-- Dataset entries on figures --
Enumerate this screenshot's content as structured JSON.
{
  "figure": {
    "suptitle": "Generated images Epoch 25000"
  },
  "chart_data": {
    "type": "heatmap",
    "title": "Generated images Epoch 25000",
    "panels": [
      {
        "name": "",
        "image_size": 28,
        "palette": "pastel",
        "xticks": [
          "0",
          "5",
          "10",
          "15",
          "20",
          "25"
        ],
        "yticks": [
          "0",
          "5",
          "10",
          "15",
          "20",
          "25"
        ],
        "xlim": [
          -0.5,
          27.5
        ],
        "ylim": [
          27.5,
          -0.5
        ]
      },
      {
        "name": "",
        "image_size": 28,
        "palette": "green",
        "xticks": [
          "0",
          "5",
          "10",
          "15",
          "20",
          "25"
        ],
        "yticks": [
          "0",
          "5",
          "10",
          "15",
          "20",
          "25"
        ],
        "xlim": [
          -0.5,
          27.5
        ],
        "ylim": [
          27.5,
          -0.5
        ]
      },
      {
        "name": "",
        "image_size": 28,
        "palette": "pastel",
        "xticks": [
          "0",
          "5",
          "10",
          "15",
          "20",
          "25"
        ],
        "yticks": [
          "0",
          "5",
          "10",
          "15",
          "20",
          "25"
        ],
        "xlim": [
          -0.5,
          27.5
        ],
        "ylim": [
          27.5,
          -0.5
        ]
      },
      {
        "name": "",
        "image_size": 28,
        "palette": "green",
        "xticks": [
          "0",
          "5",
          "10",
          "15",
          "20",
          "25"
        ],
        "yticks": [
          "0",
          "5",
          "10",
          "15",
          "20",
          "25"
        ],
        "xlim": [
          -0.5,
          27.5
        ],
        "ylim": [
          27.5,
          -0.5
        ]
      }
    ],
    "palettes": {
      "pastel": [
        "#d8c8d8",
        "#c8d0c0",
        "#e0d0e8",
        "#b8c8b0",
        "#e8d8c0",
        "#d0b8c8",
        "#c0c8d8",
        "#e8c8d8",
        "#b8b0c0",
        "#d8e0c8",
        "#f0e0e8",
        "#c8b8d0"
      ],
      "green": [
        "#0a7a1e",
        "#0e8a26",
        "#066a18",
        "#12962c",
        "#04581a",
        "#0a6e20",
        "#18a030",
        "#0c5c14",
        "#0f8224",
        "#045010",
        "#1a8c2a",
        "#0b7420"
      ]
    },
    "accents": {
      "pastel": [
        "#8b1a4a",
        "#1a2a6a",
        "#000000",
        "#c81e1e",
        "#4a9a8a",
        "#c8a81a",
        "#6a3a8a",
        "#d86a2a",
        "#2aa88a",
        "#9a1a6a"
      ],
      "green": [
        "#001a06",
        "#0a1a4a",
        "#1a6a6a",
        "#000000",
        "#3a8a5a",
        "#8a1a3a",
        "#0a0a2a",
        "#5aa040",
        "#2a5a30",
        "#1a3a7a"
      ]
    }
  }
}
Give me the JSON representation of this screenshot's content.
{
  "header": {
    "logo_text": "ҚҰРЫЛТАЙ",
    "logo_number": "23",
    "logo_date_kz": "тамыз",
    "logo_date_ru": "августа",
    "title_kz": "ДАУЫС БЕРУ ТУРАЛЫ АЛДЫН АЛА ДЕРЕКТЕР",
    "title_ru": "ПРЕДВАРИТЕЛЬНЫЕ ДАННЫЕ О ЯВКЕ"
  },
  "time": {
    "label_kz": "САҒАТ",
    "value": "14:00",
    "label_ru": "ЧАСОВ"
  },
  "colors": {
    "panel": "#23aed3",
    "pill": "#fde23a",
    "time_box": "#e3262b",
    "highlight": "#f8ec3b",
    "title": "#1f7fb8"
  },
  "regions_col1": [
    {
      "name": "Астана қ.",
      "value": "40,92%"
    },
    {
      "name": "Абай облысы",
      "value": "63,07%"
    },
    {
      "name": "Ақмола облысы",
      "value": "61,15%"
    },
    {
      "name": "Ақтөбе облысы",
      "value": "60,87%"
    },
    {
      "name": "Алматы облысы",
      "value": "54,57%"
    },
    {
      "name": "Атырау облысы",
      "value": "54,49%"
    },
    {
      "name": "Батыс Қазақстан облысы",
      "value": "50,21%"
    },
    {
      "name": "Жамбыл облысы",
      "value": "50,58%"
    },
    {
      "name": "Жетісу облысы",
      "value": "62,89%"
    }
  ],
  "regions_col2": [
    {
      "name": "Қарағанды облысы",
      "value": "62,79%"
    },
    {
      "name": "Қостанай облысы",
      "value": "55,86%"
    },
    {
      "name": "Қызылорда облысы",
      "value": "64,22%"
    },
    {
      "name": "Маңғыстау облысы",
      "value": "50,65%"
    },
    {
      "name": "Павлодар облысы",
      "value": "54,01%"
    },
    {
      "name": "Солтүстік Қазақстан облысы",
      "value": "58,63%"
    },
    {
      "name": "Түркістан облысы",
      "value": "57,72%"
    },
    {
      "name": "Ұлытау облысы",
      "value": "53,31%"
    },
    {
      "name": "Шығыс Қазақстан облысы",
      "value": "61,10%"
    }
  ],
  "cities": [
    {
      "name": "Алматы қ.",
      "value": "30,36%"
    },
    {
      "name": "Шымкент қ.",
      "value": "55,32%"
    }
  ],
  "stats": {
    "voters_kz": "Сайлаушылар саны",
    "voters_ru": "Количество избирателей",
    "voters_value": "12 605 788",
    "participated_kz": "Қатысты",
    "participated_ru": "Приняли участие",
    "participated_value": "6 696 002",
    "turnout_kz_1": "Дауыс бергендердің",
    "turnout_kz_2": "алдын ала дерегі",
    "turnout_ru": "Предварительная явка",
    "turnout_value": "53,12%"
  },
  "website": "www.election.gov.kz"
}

-- What you will do --
Say how many lines of the data include the word "Epoch". Respond with the number alone.

-- Exercise answer --
2